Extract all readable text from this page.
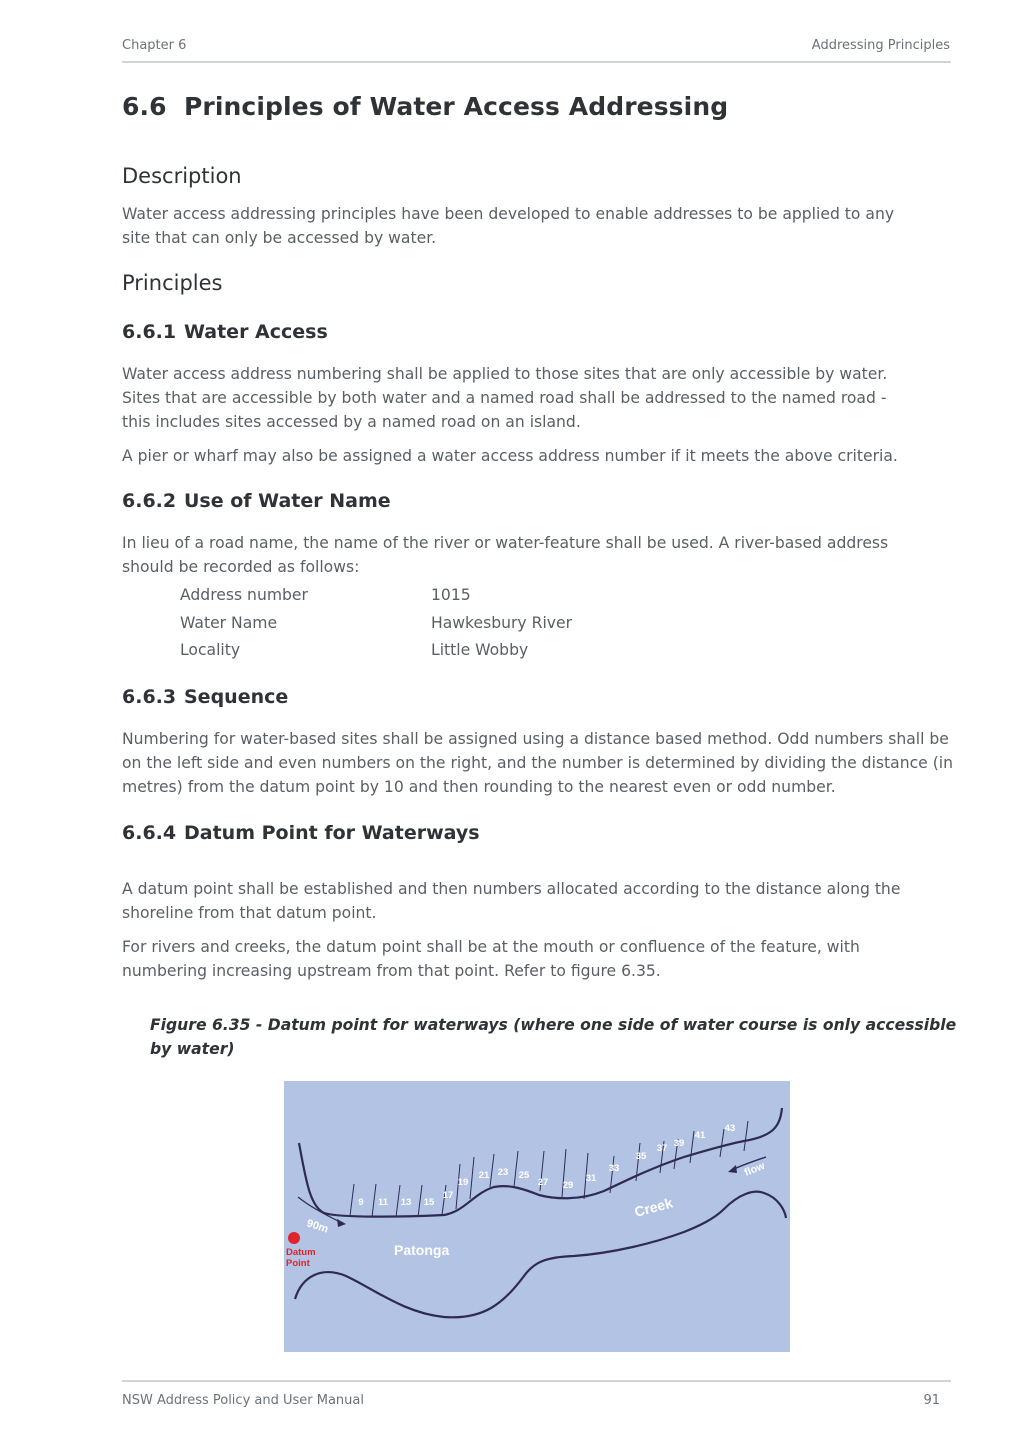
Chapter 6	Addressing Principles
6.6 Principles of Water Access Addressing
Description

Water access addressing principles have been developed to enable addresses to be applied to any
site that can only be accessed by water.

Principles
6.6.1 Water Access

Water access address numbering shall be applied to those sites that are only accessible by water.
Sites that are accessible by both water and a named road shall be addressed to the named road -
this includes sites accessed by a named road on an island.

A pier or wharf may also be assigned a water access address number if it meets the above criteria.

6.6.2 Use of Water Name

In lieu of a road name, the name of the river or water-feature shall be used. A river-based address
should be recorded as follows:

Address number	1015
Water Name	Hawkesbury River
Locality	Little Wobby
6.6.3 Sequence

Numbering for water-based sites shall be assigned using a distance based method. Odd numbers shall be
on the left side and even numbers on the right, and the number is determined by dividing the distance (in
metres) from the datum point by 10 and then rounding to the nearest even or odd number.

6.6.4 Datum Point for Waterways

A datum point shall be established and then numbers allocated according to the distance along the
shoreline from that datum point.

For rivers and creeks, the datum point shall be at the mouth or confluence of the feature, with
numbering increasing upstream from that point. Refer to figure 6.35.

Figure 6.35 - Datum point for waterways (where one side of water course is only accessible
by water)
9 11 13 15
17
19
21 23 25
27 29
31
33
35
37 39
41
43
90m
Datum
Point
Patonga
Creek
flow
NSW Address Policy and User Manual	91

==

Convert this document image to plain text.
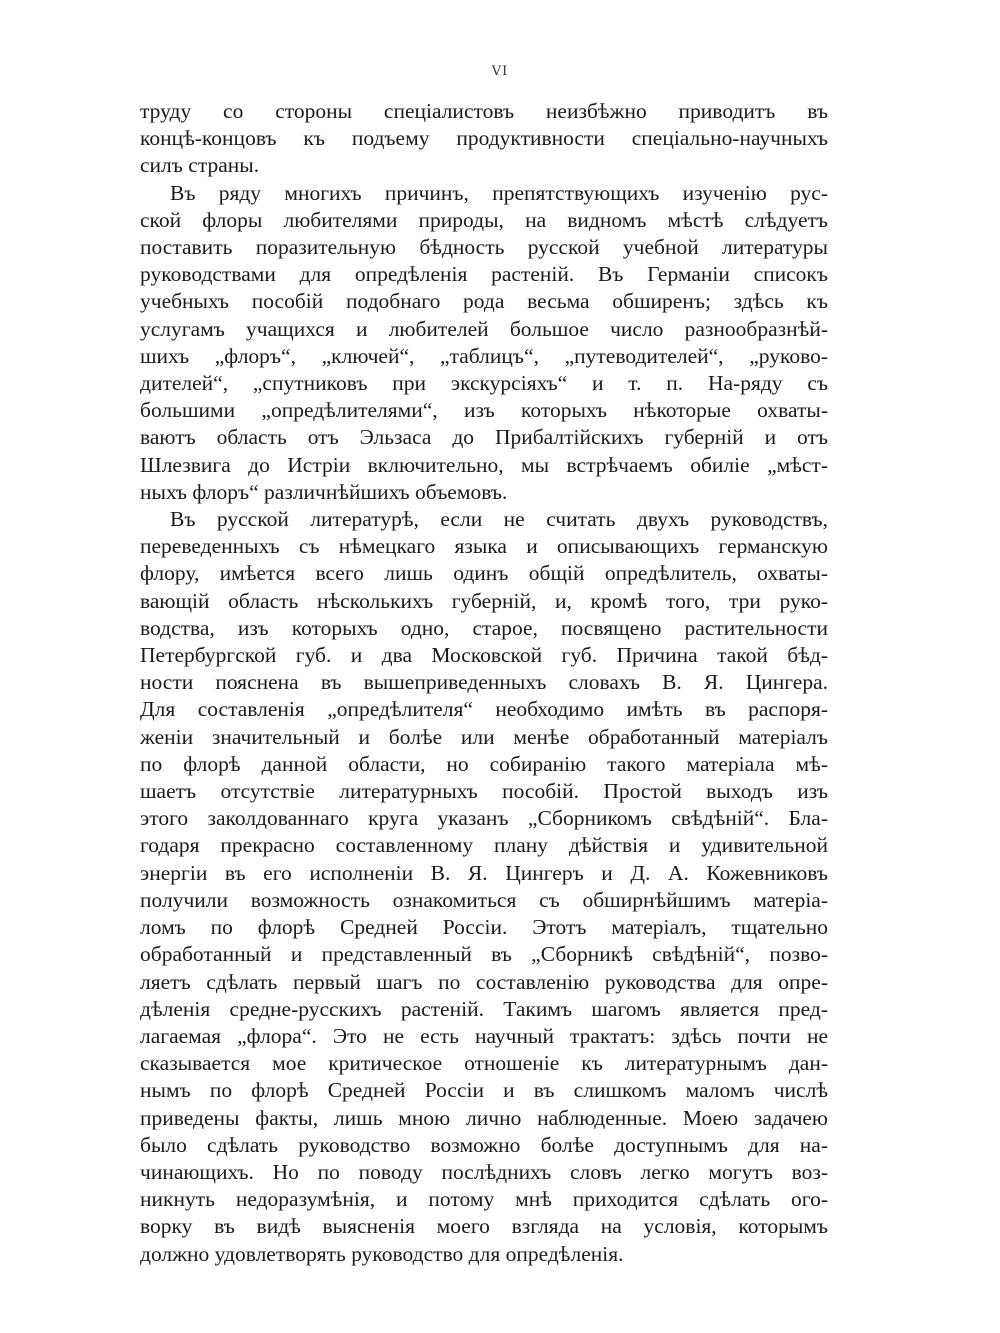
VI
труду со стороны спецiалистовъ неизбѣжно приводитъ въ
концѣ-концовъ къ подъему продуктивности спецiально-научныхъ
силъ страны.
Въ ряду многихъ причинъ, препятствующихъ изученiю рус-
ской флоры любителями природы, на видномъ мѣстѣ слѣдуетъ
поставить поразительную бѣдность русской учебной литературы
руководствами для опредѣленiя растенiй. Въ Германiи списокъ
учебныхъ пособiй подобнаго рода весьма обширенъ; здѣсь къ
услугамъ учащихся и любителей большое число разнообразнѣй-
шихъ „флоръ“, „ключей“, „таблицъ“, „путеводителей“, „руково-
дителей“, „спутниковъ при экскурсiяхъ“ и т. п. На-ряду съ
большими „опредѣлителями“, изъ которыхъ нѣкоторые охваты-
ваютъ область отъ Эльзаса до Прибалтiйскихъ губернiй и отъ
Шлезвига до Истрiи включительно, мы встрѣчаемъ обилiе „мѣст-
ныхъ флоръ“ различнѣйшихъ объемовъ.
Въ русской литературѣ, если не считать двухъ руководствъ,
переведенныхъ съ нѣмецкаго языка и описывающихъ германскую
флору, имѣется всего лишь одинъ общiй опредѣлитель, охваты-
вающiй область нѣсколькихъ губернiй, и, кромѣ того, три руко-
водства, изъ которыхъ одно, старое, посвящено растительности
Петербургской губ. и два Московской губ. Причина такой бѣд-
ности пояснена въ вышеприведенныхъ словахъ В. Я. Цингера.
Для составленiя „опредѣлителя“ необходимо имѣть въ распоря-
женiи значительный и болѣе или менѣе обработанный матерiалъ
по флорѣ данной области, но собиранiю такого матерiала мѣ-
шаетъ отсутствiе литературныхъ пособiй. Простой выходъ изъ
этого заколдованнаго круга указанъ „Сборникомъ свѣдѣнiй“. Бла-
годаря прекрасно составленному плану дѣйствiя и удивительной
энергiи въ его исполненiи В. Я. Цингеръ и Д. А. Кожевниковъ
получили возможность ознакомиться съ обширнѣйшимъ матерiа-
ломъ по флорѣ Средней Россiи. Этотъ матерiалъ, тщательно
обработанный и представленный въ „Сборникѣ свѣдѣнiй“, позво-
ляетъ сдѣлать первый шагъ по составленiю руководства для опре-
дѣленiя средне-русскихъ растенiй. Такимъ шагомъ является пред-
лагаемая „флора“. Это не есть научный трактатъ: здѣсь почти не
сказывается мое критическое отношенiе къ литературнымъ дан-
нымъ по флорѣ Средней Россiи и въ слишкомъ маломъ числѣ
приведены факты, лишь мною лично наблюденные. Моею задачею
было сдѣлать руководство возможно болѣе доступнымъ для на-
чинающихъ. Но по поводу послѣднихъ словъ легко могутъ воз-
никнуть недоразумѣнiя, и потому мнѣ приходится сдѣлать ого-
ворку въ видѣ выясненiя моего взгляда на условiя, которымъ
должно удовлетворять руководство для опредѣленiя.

* * *

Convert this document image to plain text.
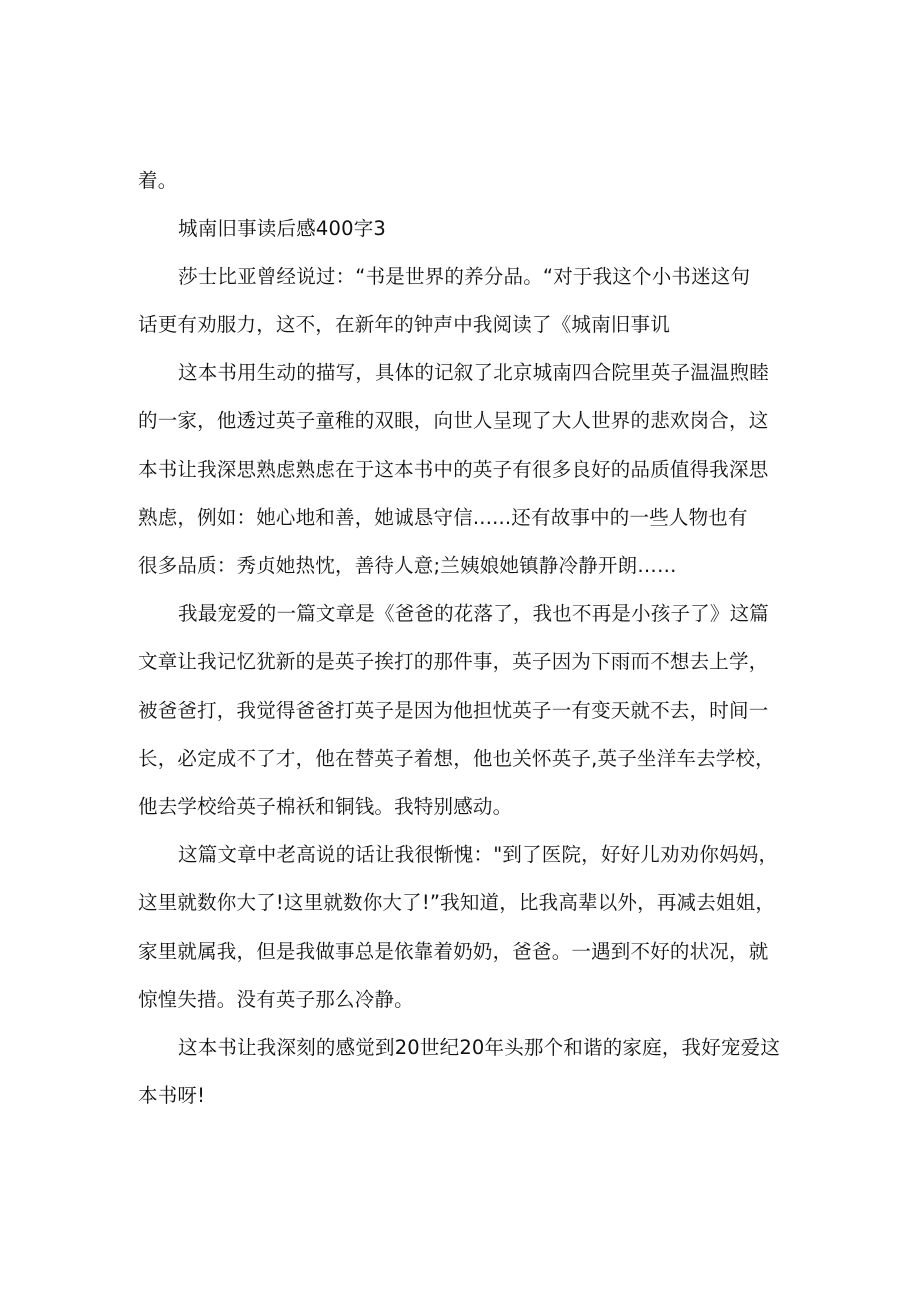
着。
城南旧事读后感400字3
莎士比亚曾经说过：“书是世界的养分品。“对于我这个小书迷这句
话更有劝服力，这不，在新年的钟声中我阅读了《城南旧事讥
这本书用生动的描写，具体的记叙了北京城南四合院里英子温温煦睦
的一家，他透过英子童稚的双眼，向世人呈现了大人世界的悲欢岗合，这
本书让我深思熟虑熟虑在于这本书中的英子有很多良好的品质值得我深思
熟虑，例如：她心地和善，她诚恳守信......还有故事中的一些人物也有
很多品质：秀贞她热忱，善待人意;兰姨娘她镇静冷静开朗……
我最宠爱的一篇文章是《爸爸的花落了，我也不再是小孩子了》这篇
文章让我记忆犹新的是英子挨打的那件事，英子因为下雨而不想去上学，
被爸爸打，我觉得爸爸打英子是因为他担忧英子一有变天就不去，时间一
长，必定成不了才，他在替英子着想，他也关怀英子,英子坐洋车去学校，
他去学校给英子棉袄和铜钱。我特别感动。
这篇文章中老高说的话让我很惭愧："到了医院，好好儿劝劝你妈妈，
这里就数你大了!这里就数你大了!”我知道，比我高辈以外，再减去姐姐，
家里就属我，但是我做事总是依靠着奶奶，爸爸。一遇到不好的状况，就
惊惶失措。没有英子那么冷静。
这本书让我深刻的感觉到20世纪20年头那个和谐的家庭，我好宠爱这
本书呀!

Objective :: Go through the entries and return each line where the word "охваты" appears.

Reply ::
большими „опредѣлителями“, изъ которыхъ нѣкоторые охваты-
флору, имѣется всего лишь одинъ общiй опредѣлитель, охваты-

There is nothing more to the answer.